## START Dataset entries

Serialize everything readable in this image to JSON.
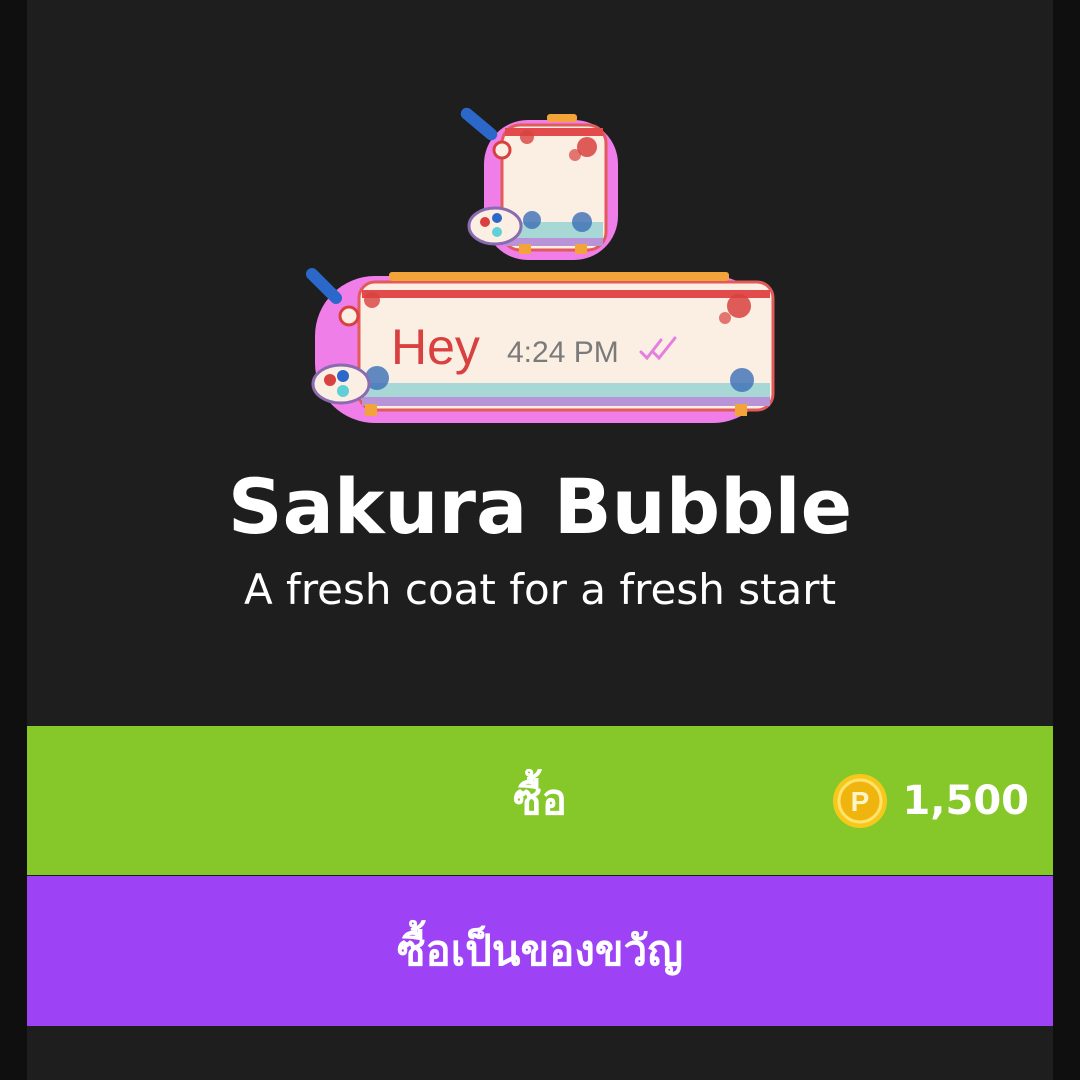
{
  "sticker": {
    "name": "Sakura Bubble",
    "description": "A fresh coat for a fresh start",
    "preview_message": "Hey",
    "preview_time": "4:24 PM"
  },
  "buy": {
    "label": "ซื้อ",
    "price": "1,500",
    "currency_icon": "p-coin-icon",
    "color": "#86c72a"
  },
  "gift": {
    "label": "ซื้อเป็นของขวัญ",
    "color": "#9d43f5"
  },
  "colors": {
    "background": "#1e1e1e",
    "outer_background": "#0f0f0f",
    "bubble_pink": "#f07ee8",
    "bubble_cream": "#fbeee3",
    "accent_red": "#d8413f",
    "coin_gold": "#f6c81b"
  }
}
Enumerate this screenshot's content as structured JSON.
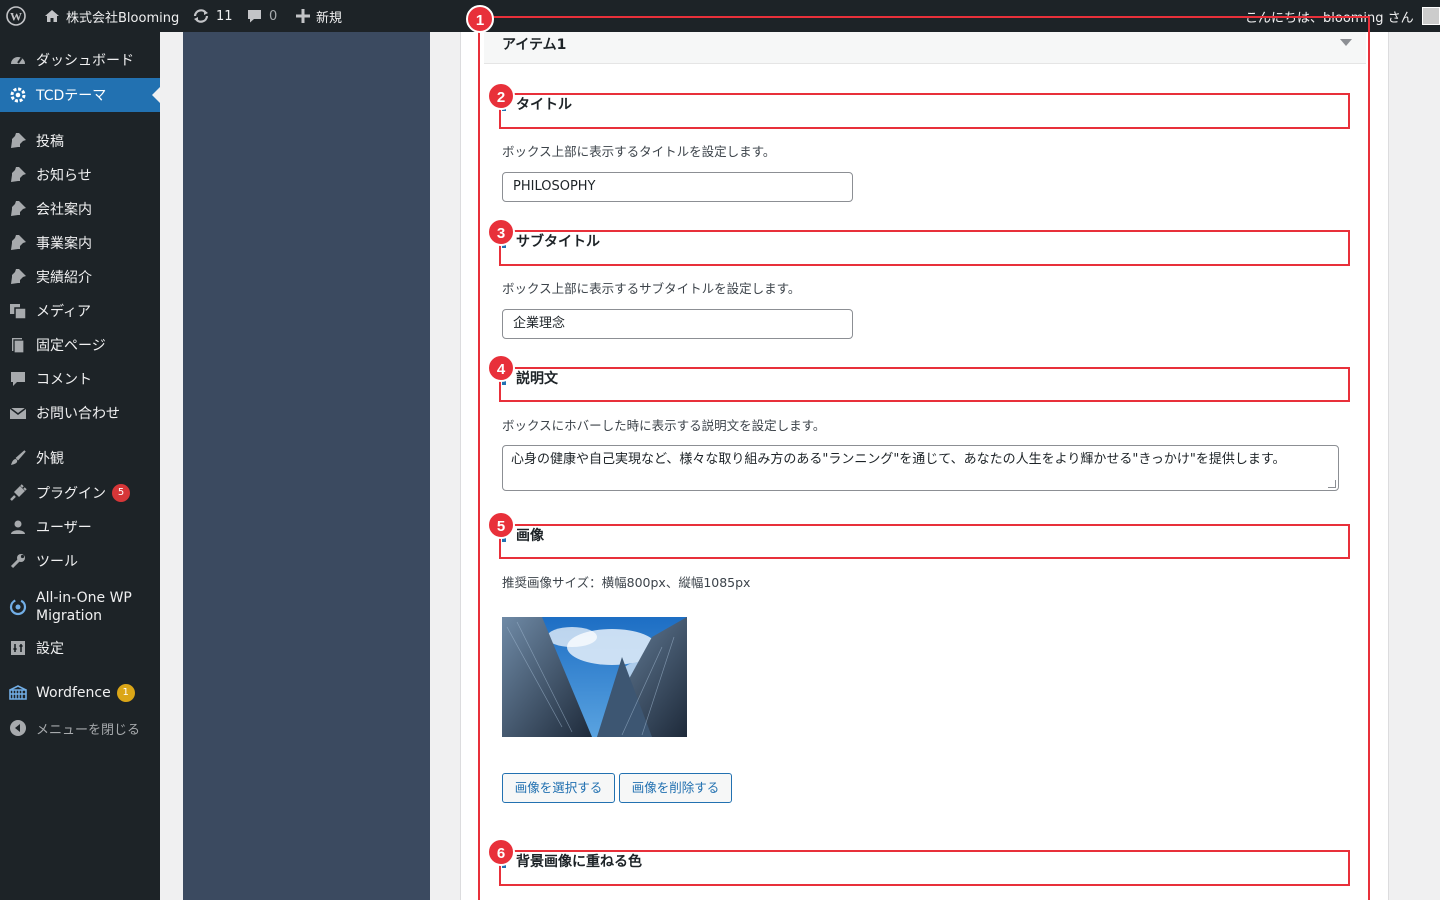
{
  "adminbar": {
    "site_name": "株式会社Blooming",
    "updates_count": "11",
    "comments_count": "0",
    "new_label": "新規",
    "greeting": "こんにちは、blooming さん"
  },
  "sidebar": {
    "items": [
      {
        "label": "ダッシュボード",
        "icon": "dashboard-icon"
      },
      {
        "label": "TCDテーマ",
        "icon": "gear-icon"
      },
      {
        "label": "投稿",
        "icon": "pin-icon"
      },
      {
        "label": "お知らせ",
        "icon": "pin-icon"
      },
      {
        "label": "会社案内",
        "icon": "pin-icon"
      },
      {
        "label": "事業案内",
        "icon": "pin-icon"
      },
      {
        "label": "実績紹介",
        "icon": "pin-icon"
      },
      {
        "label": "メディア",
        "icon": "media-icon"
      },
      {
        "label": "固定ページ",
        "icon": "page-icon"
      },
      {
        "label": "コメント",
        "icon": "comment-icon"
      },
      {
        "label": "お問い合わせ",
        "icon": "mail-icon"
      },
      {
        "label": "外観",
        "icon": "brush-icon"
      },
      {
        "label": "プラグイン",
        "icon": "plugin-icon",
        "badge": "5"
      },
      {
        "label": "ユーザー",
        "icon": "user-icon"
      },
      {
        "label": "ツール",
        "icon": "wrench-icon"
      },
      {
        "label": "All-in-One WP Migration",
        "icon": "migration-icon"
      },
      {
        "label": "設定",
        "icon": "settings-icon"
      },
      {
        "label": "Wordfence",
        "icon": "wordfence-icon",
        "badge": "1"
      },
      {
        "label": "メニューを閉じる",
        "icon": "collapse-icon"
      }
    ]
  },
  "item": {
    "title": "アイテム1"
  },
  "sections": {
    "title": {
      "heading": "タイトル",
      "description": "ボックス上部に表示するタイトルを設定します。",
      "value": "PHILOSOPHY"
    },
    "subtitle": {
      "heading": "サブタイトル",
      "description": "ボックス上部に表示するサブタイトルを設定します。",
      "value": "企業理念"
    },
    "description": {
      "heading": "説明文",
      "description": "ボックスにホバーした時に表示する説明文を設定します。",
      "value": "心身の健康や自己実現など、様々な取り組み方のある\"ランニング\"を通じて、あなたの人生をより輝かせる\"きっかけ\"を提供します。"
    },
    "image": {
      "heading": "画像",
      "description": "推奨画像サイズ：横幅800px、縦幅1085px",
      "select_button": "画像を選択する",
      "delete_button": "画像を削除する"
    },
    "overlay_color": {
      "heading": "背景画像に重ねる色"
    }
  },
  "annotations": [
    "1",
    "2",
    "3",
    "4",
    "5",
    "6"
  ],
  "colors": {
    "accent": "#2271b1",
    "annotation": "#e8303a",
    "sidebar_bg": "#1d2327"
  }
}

## END Dataset entries

▸ **Problem description**: Your task is to return the entries above exactly, with no pictures.

▸ **Exercise response**:
Serialize everything readable in this image to JSON.
{
  "sticker": {
    "name": "Sakura Bubble",
    "description": "A fresh coat for a fresh start",
    "preview_message": "Hey",
    "preview_time": "4:24 PM"
  },
  "buy": {
    "label": "ซื้อ",
    "price": "1,500",
    "currency_icon": "p-coin-icon",
    "color": "#86c72a"
  },
  "gift": {
    "label": "ซื้อเป็นของขวัญ",
    "color": "#9d43f5"
  },
  "colors": {
    "background": "#1e1e1e",
    "outer_background": "#0f0f0f",
    "bubble_pink": "#f07ee8",
    "bubble_cream": "#fbeee3",
    "accent_red": "#d8413f",
    "coin_gold": "#f6c81b"
  }
}
Enumerate this screenshot's content as structured JSON.
{
  "adminbar": {
    "site_name": "株式会社Blooming",
    "updates_count": "11",
    "comments_count": "0",
    "new_label": "新規",
    "greeting": "こんにちは、blooming さん"
  },
  "sidebar": {
    "items": [
      {
        "label": "ダッシュボード",
        "icon": "dashboard-icon"
      },
      {
        "label": "TCDテーマ",
        "icon": "gear-icon"
      },
      {
        "label": "投稿",
        "icon": "pin-icon"
      },
      {
        "label": "お知らせ",
        "icon": "pin-icon"
      },
      {
        "label": "会社案内",
        "icon": "pin-icon"
      },
      {
        "label": "事業案内",
        "icon": "pin-icon"
      },
      {
        "label": "実績紹介",
        "icon": "pin-icon"
      },
      {
        "label": "メディア",
        "icon": "media-icon"
      },
      {
        "label": "固定ページ",
        "icon": "page-icon"
      },
      {
        "label": "コメント",
        "icon": "comment-icon"
      },
      {
        "label": "お問い合わせ",
        "icon": "mail-icon"
      },
      {
        "label": "外観",
        "icon": "brush-icon"
      },
      {
        "label": "プラグイン",
        "icon": "plugin-icon",
        "badge": "5"
      },
      {
        "label": "ユーザー",
        "icon": "user-icon"
      },
      {
        "label": "ツール",
        "icon": "wrench-icon"
      },
      {
        "label": "All-in-One WP Migration",
        "icon": "migration-icon"
      },
      {
        "label": "設定",
        "icon": "settings-icon"
      },
      {
        "label": "Wordfence",
        "icon": "wordfence-icon",
        "badge": "1"
      },
      {
        "label": "メニューを閉じる",
        "icon": "collapse-icon"
      }
    ]
  },
  "item": {
    "title": "アイテム1"
  },
  "sections": {
    "title": {
      "heading": "タイトル",
      "description": "ボックス上部に表示するタイトルを設定します。",
      "value": "PHILOSOPHY"
    },
    "subtitle": {
      "heading": "サブタイトル",
      "description": "ボックス上部に表示するサブタイトルを設定します。",
      "value": "企業理念"
    },
    "description": {
      "heading": "説明文",
      "description": "ボックスにホバーした時に表示する説明文を設定します。",
      "value": "心身の健康や自己実現など、様々な取り組み方のある\"ランニング\"を通じて、あなたの人生をより輝かせる\"きっかけ\"を提供します。"
    },
    "image": {
      "heading": "画像",
      "description": "推奨画像サイズ：横幅800px、縦幅1085px",
      "select_button": "画像を選択する",
      "delete_button": "画像を削除する"
    },
    "overlay_color": {
      "heading": "背景画像に重ねる色"
    }
  },
  "annotations": [
    "1",
    "2",
    "3",
    "4",
    "5",
    "6"
  ],
  "colors": {
    "accent": "#2271b1",
    "annotation": "#e8303a",
    "sidebar_bg": "#1d2327"
  }
}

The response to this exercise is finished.